** begin Items **

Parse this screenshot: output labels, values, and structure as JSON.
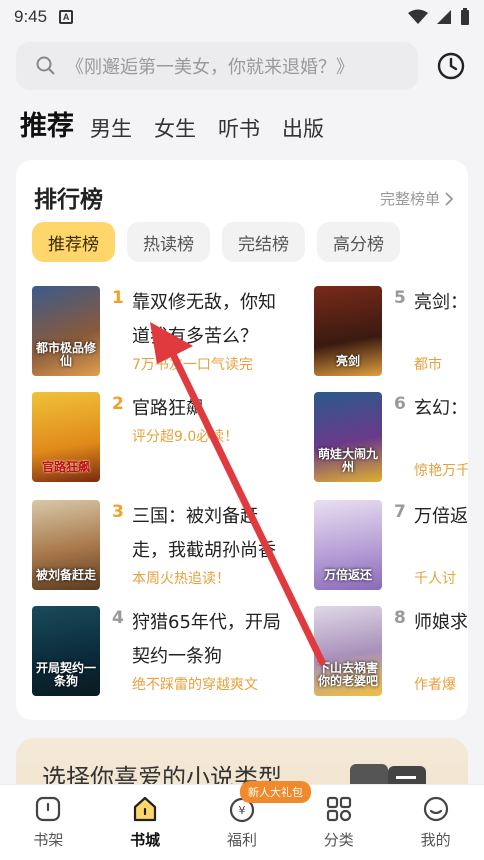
{
  "status_bar": {
    "time": "9:45",
    "sim_label": "A"
  },
  "search": {
    "placeholder": "《刚邂逅第一美女，你就来退婚？》"
  },
  "tabs": [
    {
      "label": "推荐",
      "active": true
    },
    {
      "label": "男生"
    },
    {
      "label": "女生"
    },
    {
      "label": "听书"
    },
    {
      "label": "出版"
    }
  ],
  "ranking": {
    "title": "排行榜",
    "more": "完整榜单",
    "chips": [
      "推荐榜",
      "热读榜",
      "完结榜",
      "高分榜"
    ],
    "books_left": [
      {
        "rank": "1",
        "title": "靠双修无敌，你知道我有多苦么？",
        "sub": "7万书友一口气读完",
        "cover_text": "都市极品修仙"
      },
      {
        "rank": "2",
        "title": "官路狂飙",
        "sub": "评分超9.0必读！",
        "cover_text": "官路狂飙"
      },
      {
        "rank": "3",
        "title": "三国：被刘备赶走，我截胡孙尚香",
        "sub": "本周火热追读！",
        "cover_text": "被刘备赶走"
      },
      {
        "rank": "4",
        "title": "狩猎65年代，开局契约一条狗",
        "sub": "绝不踩雷的穿越爽文",
        "cover_text": "开局契约一条狗"
      }
    ],
    "books_right": [
      {
        "rank": "5",
        "title": "亮剑：班，全",
        "sub": "都市",
        "cover_text": "亮剑"
      },
      {
        "rank": "6",
        "title": "玄幻：萌娃大",
        "sub": "惊艳万千",
        "cover_text": "萌娃大闹九州"
      },
      {
        "rank": "7",
        "title": "万倍返姐采补",
        "sub": "千人讨",
        "cover_text": "万倍返还"
      },
      {
        "rank": "8",
        "title": "师娘求去祸害",
        "sub": "作者爆",
        "cover_text": "下山去祸害你的老婆吧"
      }
    ]
  },
  "promo": {
    "text": "选择你喜爱的小说类型"
  },
  "bottom_nav": [
    {
      "label": "书架",
      "icon": "bookshelf-icon"
    },
    {
      "label": "书城",
      "icon": "bookstore-icon",
      "active": true
    },
    {
      "label": "福利",
      "icon": "bonus-icon",
      "badge": "新人大礼包"
    },
    {
      "label": "分类",
      "icon": "category-icon"
    },
    {
      "label": "我的",
      "icon": "profile-icon"
    }
  ],
  "colors": {
    "accent": "#f0a226",
    "chip_active": "#ffd66b",
    "annotation_arrow": "#e0393e"
  }
}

** end Items **

# [What to produce]
Identify every line where the string "icon" appears.

# [Answer to the problem]
      "icon": "bookshelf-icon"
      "icon": "bookstore-icon",
      "icon": "bonus-icon",
      "icon": "category-icon"
      "icon": "profile-icon"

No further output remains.